→ **Your instructions**
Pick out the lines containing "благоустройство".
^^^^
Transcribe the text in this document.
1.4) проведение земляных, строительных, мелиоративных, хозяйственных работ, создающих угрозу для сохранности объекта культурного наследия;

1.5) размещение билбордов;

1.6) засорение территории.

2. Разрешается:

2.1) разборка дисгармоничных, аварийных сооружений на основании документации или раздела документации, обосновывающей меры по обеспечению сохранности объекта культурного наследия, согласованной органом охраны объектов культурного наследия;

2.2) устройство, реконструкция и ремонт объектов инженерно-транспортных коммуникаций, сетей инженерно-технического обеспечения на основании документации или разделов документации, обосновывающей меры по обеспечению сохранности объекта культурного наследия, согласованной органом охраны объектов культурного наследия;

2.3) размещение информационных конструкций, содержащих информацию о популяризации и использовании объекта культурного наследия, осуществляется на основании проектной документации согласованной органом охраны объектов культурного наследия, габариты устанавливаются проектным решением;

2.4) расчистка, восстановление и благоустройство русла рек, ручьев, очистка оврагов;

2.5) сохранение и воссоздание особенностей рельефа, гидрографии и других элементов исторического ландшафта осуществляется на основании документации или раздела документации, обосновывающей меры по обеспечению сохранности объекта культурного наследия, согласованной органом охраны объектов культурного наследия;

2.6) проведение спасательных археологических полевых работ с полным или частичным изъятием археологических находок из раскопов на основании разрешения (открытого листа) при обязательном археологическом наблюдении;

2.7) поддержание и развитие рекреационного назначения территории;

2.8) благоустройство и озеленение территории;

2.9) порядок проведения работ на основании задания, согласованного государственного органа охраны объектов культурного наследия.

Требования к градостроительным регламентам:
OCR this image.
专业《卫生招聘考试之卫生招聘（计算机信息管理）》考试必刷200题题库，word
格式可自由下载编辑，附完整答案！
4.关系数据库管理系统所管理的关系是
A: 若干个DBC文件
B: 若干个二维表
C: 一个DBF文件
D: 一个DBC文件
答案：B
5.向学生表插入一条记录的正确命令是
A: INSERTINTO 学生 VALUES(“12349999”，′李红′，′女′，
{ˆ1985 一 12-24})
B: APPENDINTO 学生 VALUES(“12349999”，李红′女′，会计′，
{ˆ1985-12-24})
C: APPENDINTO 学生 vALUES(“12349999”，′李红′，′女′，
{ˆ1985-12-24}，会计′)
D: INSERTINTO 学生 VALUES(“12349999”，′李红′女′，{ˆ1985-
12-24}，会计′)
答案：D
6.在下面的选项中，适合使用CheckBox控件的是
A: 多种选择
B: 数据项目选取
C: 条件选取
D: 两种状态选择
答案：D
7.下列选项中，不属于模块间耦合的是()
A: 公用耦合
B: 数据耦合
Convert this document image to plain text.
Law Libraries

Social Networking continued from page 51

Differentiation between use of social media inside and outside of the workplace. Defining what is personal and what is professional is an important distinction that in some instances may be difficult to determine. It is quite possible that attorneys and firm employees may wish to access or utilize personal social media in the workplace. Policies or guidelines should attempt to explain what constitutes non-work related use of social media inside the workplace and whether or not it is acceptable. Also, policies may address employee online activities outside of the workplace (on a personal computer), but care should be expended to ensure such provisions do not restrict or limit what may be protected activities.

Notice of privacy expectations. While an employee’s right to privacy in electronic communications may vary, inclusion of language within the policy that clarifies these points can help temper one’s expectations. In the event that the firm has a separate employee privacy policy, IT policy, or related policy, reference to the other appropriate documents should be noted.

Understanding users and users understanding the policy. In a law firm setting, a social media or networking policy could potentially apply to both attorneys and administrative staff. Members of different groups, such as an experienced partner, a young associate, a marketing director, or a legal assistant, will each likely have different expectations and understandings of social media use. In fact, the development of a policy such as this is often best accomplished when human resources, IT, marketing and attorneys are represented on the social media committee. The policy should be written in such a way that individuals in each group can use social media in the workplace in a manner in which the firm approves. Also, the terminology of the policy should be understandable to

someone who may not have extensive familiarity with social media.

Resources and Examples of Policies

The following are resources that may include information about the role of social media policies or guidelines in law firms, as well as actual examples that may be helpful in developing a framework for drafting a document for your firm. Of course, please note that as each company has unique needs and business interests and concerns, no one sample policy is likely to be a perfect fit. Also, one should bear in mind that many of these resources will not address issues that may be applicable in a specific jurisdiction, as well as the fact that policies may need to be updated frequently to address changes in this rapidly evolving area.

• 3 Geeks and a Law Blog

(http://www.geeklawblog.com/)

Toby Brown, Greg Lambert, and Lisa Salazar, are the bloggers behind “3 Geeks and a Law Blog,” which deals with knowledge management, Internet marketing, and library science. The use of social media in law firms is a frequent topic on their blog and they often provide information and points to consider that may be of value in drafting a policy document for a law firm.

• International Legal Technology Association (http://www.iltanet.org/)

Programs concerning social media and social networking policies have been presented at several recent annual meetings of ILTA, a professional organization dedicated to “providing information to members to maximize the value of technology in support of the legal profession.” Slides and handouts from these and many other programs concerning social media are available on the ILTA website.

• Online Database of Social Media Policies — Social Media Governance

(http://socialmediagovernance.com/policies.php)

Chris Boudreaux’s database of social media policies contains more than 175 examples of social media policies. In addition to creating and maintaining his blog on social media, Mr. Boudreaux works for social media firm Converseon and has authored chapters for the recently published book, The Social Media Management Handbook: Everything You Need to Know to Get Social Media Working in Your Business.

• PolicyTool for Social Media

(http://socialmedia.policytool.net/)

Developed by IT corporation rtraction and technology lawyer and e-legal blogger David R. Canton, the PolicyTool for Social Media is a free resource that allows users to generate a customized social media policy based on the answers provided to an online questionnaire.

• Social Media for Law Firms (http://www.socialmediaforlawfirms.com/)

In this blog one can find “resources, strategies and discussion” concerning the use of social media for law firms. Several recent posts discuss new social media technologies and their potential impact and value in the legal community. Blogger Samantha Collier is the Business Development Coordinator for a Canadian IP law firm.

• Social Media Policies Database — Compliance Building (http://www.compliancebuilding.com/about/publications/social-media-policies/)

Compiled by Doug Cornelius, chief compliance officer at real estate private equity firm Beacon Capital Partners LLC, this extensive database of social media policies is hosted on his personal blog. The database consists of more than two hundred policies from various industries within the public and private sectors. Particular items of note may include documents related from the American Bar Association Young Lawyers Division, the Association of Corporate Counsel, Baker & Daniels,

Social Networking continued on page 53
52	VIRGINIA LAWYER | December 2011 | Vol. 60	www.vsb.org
^^^^
→ **Written response**
2.4) расчистка, восстановление и благоустройство русла рек, ручьев, очистка оврагов;
2.8) благоустройство и озеленение территории;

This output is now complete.